Return each line of the records that contains the word "lever", copied in full.

▶ PROVIDED MATERIAL:
start
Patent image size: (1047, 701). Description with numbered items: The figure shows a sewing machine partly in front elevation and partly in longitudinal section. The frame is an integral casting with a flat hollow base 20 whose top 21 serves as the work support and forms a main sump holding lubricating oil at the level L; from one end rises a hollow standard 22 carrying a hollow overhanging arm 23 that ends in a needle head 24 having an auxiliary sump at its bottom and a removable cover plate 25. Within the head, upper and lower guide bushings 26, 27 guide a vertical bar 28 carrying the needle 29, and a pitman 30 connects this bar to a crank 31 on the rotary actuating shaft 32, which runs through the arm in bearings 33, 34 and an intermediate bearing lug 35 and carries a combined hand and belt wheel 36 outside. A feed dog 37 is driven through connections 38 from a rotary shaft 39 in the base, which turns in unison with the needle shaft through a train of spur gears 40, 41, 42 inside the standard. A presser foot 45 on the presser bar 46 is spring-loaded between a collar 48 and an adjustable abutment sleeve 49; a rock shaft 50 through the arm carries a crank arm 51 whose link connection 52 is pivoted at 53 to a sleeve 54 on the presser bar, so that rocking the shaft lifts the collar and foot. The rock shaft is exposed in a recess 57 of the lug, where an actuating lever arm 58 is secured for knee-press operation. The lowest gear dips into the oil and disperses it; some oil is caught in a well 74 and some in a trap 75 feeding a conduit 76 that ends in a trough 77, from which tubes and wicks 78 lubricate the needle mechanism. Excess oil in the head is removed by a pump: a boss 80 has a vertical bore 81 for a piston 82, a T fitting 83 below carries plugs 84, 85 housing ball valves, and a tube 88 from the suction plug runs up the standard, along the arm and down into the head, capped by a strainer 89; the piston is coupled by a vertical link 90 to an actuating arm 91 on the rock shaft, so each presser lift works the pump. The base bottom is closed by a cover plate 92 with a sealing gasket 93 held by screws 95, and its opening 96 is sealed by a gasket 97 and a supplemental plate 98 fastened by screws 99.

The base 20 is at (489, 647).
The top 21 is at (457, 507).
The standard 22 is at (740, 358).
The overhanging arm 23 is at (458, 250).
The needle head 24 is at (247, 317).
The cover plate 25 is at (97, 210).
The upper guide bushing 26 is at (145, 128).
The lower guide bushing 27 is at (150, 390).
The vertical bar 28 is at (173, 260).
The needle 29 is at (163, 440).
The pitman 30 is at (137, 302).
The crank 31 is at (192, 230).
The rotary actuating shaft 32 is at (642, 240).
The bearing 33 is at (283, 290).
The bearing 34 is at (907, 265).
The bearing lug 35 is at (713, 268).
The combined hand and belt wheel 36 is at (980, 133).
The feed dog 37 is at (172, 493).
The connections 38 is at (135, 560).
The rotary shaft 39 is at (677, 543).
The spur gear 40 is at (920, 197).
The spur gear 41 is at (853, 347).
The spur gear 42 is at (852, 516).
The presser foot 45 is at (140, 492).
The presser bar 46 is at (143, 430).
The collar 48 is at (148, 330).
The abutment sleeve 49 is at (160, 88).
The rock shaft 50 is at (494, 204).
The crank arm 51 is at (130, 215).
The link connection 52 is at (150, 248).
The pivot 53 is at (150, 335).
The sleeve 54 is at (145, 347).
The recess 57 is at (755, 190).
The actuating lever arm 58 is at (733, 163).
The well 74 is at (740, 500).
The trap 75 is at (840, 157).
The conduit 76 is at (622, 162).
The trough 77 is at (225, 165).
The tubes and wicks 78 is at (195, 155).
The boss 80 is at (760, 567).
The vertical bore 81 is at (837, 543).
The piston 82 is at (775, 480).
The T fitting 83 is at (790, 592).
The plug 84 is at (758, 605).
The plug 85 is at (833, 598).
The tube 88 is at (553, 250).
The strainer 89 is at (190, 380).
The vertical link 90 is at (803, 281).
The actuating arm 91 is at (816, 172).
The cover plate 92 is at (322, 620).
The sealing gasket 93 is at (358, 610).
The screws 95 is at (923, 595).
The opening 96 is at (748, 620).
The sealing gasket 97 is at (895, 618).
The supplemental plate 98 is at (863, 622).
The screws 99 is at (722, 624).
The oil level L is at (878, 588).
end
▶ WORKED ANSWER:
Patent image size: (1047, 701). Description with numbered items: The figure shows a sewing machine partly in front elevation and partly in longitudinal section. The frame is an integral casting with a flat hollow base 20 whose top 21 serves as the work support and forms a main sump holding lubricating oil at the level L; from one end rises a hollow standard 22 carrying a hollow overhanging arm 23 that ends in a needle head 24 having an auxiliary sump at its bottom and a removable cover plate 25. Within the head, upper and lower guide bushings 26, 27 guide a vertical bar 28 carrying the needle 29, and a pitman 30 connects this bar to a crank 31 on the rotary actuating shaft 32, which runs through the arm in bearings 33, 34 and an intermediate bearing lug 35 and carries a combined hand and belt wheel 36 outside. A feed dog 37 is driven through connections 38 from a rotary shaft 39 in the base, which turns in unison with the needle shaft through a train of spur gears 40, 41, 42 inside the standard. A presser foot 45 on the presser bar 46 is spring-loaded between a collar 48 and an adjustable abutment sleeve 49; a rock shaft 50 through the arm carries a crank arm 51 whose link connection 52 is pivoted at 53 to a sleeve 54 on the presser bar, so that rocking the shaft lifts the collar and foot. The rock shaft is exposed in a recess 57 of the lug, where an actuating lever arm 58 is secured for knee-press operation. The lowest gear dips into the oil and disperses it; some oil is caught in a well 74 and some in a trap 75 feeding a conduit 76 that ends in a trough 77, from which tubes and wicks 78 lubricate the needle mechanism. Excess oil in the head is removed by a pump: a boss 80 has a vertical bore 81 for a piston 82, a T fitting 83 below carries plugs 84, 85 housing ball valves, and a tube 88 from the suction plug runs up the standard, along the arm and down into the head, capped by a strainer 89; the piston is coupled by a vertical link 90 to an actuating arm 91 on the rock shaft, so each presser lift works the pump. The base bottom is closed by a cover plate 92 with a sealing gasket 93 held by screws 95, and its opening 96 is sealed by a gasket 97 and a supplemental plate 98 fastened by screws 99.
The actuating lever arm 58 is at (733, 163).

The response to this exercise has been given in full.